Look through the listing and locate every line containing the word "plus"; copy those lines.
* start *
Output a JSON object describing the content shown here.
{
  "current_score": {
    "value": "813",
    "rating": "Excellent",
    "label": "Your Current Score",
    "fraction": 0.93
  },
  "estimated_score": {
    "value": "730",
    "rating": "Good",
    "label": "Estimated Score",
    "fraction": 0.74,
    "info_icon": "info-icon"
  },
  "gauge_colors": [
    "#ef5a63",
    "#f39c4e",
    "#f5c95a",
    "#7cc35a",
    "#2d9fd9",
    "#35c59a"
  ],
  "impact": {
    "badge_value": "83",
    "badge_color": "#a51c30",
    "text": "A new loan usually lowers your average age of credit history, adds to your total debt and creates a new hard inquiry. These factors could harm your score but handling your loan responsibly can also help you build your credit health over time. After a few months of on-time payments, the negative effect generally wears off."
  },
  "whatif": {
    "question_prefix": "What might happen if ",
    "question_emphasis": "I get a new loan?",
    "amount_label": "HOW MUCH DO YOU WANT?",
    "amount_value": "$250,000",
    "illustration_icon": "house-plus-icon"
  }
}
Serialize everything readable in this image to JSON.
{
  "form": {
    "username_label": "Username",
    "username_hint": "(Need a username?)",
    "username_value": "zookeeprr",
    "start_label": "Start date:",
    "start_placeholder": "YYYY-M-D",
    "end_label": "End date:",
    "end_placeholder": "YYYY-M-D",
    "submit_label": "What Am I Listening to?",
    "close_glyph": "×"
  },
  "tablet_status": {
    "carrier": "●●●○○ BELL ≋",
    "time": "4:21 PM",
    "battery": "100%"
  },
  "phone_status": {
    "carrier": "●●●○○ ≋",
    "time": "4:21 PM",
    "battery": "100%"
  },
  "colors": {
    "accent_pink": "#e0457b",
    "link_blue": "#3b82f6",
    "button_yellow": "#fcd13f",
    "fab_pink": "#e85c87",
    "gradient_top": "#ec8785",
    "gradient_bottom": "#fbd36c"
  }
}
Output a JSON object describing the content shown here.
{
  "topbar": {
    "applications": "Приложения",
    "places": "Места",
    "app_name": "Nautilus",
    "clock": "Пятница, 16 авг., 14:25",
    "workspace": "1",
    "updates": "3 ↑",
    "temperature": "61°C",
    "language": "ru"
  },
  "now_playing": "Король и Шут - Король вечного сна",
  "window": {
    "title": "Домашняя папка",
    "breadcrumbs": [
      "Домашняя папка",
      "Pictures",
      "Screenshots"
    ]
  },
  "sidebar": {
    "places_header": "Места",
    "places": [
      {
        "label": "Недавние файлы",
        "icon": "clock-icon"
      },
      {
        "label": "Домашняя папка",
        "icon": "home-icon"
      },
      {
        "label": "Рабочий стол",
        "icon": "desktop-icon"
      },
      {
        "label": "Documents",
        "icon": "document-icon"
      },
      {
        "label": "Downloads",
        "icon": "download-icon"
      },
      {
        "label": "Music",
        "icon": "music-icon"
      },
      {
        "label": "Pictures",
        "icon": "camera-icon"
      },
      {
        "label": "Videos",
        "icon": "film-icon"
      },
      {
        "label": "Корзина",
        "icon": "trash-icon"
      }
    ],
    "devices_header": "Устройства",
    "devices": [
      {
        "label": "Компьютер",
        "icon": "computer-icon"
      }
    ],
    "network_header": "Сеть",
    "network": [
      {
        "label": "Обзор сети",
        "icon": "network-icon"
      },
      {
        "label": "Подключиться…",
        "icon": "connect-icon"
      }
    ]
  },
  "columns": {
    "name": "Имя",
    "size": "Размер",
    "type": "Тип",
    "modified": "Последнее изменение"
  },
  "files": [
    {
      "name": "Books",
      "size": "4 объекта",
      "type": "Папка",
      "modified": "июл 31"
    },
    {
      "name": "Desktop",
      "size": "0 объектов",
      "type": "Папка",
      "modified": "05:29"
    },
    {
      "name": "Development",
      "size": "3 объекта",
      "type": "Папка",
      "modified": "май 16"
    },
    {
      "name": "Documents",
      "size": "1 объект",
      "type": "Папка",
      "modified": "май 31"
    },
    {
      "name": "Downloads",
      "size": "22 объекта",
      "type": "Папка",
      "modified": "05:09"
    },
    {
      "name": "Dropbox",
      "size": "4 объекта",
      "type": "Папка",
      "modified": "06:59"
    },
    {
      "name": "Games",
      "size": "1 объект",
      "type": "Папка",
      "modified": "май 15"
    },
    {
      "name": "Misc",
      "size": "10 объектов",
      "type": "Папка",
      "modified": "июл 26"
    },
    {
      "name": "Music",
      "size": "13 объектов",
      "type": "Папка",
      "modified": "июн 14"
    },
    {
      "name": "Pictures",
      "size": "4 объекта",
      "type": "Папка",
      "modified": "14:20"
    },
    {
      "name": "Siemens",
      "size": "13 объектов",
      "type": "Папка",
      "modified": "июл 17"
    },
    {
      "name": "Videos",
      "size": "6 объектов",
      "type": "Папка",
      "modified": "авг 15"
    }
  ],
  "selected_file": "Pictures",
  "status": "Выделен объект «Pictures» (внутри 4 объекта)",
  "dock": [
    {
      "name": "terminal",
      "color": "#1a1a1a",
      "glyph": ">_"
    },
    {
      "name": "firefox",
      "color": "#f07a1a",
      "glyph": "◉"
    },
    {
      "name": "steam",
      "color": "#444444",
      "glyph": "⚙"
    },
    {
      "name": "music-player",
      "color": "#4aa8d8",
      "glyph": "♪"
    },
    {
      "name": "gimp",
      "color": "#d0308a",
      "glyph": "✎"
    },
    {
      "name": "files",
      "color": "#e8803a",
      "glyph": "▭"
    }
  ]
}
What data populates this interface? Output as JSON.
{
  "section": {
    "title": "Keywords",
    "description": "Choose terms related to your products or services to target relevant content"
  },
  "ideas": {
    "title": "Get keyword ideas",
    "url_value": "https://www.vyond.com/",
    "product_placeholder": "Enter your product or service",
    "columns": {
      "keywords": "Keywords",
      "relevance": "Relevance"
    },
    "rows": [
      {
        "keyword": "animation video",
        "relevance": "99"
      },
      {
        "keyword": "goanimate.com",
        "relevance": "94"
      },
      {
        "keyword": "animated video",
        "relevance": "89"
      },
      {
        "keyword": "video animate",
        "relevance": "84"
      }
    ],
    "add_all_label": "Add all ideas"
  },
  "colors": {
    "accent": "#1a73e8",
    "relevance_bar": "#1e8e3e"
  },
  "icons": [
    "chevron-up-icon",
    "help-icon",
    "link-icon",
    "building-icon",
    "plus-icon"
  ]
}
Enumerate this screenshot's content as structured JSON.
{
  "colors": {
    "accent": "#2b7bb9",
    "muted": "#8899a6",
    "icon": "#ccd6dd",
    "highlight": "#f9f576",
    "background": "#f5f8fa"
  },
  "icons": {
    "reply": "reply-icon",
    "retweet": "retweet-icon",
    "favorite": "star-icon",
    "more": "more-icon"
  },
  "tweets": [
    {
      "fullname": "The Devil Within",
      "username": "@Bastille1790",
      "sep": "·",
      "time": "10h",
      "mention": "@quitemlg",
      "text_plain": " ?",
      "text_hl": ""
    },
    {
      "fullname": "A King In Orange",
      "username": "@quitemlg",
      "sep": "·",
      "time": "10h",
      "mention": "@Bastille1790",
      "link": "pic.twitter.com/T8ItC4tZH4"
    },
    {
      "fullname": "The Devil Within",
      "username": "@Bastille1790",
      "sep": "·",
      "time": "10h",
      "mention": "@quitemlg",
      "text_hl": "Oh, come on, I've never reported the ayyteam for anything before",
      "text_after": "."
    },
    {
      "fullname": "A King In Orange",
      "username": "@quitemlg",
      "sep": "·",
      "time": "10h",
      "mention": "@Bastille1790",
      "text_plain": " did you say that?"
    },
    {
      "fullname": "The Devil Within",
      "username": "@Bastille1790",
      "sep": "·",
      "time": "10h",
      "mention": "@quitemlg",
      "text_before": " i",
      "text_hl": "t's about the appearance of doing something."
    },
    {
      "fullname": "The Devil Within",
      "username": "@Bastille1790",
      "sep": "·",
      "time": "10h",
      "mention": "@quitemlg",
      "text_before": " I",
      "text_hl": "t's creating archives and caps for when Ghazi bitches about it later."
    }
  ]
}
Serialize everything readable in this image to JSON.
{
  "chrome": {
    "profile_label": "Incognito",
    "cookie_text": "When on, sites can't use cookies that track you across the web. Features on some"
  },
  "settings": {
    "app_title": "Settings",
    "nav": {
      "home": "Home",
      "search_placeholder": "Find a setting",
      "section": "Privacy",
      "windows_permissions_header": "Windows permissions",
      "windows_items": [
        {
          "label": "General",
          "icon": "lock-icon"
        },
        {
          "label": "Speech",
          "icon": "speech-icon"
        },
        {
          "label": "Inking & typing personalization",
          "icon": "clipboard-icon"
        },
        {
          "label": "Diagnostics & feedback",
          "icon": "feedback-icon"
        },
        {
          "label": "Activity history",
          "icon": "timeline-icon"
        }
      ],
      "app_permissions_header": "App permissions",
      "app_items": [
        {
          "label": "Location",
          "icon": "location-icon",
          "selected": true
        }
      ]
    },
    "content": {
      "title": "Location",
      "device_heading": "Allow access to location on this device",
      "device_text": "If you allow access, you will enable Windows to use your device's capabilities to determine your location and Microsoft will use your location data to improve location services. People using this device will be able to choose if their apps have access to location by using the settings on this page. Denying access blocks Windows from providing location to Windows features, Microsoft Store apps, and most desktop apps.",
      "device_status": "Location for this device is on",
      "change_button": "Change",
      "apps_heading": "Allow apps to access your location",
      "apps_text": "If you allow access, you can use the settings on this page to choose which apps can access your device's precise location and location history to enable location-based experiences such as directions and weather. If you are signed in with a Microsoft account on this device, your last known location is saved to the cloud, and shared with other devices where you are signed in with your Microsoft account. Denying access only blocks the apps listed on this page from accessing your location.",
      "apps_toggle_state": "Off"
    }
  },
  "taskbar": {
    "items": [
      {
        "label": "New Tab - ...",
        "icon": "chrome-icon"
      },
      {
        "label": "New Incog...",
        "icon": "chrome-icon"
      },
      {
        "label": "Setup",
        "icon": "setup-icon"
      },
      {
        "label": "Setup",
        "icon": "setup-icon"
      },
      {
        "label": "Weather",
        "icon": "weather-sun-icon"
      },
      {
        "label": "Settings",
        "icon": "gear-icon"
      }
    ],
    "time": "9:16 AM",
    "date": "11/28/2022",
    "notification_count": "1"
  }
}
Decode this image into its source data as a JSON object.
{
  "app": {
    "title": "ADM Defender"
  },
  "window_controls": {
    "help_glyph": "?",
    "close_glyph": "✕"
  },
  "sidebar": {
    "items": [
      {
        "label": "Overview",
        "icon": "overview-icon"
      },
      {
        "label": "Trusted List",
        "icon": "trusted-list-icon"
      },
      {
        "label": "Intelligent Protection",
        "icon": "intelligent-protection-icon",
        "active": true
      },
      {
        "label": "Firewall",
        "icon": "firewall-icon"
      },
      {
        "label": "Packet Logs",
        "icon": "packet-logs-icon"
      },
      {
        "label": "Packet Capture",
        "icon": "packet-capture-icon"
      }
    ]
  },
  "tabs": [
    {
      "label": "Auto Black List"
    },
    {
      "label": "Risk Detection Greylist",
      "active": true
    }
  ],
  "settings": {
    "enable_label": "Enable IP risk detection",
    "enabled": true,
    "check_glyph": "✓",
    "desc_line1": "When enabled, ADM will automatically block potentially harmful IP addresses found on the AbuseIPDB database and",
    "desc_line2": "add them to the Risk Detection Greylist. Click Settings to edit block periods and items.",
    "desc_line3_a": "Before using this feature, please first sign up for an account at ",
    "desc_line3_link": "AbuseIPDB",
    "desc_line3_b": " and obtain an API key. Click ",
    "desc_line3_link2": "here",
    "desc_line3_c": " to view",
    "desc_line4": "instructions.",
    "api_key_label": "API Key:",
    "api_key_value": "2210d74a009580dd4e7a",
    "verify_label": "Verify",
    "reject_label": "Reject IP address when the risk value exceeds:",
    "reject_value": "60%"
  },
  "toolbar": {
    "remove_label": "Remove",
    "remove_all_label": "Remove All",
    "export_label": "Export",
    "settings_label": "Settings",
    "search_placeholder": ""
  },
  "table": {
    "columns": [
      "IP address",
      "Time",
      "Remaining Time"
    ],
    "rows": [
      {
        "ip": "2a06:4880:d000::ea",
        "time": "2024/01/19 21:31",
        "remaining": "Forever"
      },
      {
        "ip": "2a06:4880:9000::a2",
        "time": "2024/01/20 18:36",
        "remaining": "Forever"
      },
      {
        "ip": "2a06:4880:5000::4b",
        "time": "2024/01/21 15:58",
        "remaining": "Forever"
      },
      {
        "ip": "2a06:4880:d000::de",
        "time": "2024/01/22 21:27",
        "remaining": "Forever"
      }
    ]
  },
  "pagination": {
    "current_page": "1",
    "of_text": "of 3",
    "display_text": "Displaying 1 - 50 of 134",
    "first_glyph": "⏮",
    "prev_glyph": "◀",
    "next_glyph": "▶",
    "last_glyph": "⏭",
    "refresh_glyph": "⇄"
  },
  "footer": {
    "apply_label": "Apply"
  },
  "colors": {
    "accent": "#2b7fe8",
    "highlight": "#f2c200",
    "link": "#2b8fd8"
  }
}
* end *
▶ **Task solution**:
    "illustration_icon": "house-plus-icon"
    "plus-icon"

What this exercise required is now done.